SET EXERCISE A: Which kinds of readers does the opening paragraph of the meet-week training article below address?
SET EXERCISE B: Can you continue the meet-week training article below, picking up right after its last sentence?

PAGE EXCERPT:

● ● ● ● ●

Many of you are competitive weightlifters, right? Or maybe you’re getting ready to start competing sometime soon. Or maybe you’re a coach who prepares athletes for competition.
 
Whatever the situation, you want to lift like an animal on that platform, correct? You want to compete successfully and thrill the crowd. I’ve known thousands of weightlifters throughout my career, and I’ve never met one who said, “You know Matt, my ultimate dream is to compete in a weightlifting meet and piss down my leg. Miss all my lifts, you know? I mean I really want to suck ass when I get out there.” Nope, never heard that.
 
Do you want to know one of the biggest factors that determines the quality of your performance? It’s your meet week training plan. The seven days prior to competition.
 
You spend weeks and months working your guts out to get ready for a competition, and that determines your overall state of readiness. However, the last seven days before the meet will have a huge impact on whether you lift like a stormtrooper or a schmuck. Unfortunately, I’ve seen plenty of situations where weightlifters competed poorly and then sat in the bar afterwards and said, “I don’t know what happened. I trained better than I’ve ever trained in my life for this meet.”
 
There are lots and lots of variables that could have caused those bad days, and I can’t cover all of them in a single article. But I’m telling you right now… meet week preparation is one of the big ones. So I’m going to give you a few general rules and principles that will hopefully keep you from looking like Jackass McIdiot when you take the stage for your upcoming competitions.
 
1. There’s nothing you can do to make yourself stronger in the last seven days before a meet, but there’s a hell of lot you can do to screw yourself up.
 
By the time you get to meet week, the hay is already in the barn. The hard work is over. Your level of preparation has been established during the weeks of gut-busting work you’ve put in, and you’ve got all the ammunition you’re gonna have. If you haven’t hit the big lifts in training you wanted to hit prior to this meet, you’re just going to have to live with that, because if you continue bombing away at those huge weights in the last seven days before competition, you’re most likely putting yourself in a position where you’re going to be overtrained and beat down on game day.

● ● ● ● ●

INFORMATION SUPPLIED:
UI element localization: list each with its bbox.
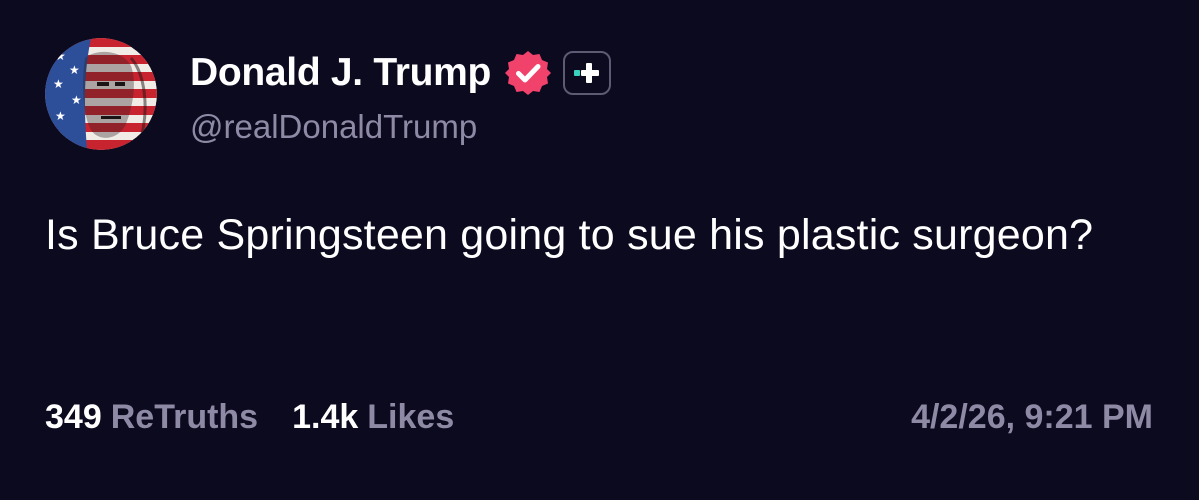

● ● ● ● ●

WRITTEN ANSWER A:
- Competitive weightlifters
- People getting ready to start competing sometime soon
- Coaches who prepare athletes for competition

WRITTEN ANSWER B:
Last year, some guy I’m friends with on Facebook was getting ready for a big national meet, and he posted five or six videos of himself attempting lifetime PRs in training four or five days prior to competition, with comments like “Still working on my GAINZ!! Feeling ready!!” As you can probably guess, he underperformed at the meet. He totaled, but his lifts sucked. I think it was a combination of poor meet week training and the weightlifting gods punishing him for using the word GAINZ. If you’re an Olympic lifter and you use that word, you’re lost in the darkness. Somebody needs to rescue your soul before you cross any of the final lines, like wearing a hat when you snatch.
 
Listen, I’ve played around with continuing hard training up to a few days before competition, and I paid the price. You might get away with it, but there’s a very good chance you won’t. I generally think there are a lot of lifters out there who do too much work during meet week. That’s not a blanket statement that applies to the entire sport, and I’m not judging anybody specifically. I’m making an observation based on almost 30 years in the game. Take it for what it’s worth.
 
2. If you’ve trained the right way, you SHOULD need a light week before a meet
 
You have to work very hard if you want to be a great weightlifter. And when you’re getting ready for a meet, those last few heavy training weeks are probably going to be pretty rough. If you’ve busted your ass at the necessary level, that light tapering week prior to competition should be like a cold glass of ice water after you’ve been crawling through a hot desert.
 
It’s hard to describe how you want to feel prior to meet week. You should feel tired, like you’ve been put through hell, but not to the point where you’re completely annihilated. It should be a state where you’re fatigued, and maybe a little banged up, but not excessively so. There should still be a feeling where you know you’re strong and ready… you just need a little rest. Because the whole goal of meet week is to show up at the meet, start your warmups, and say to yourself, “Holy crap, I haven’t felt this good in weeks!” If you train your ass off and then get the right amount of rest in the final seven days, that’s exactly what should happen. You wind up in the warmup room with a barbell that feels almost too light. It creates one hell of a psychological boost when this happens, and a psychological boost is what you want when you’re walking into the fight.
 
3. A plan you can try
 
There are several ways to taper for a meet. And like all things in weightlifting, there’s more than one plan that can be effective. Let me give you the one I’ve been following for most of my weightlifting career. Here’s the meet week training plan I personally use, and also use for all my lifters:
 
Monday
  • Snatch- work up to 3 singles at 80%
  • C&J- work up to 3 singles at 80%
 
Wednesday
  • Snatch- work up to 5 singles at 60%
  • C&J- work up to 5 singles at 60%
 
ALL OTHER DAYS
  • Stretching and light work with the empty bar to stay active
 
*You could also do these workouts on Tuesday/Thursday if you want.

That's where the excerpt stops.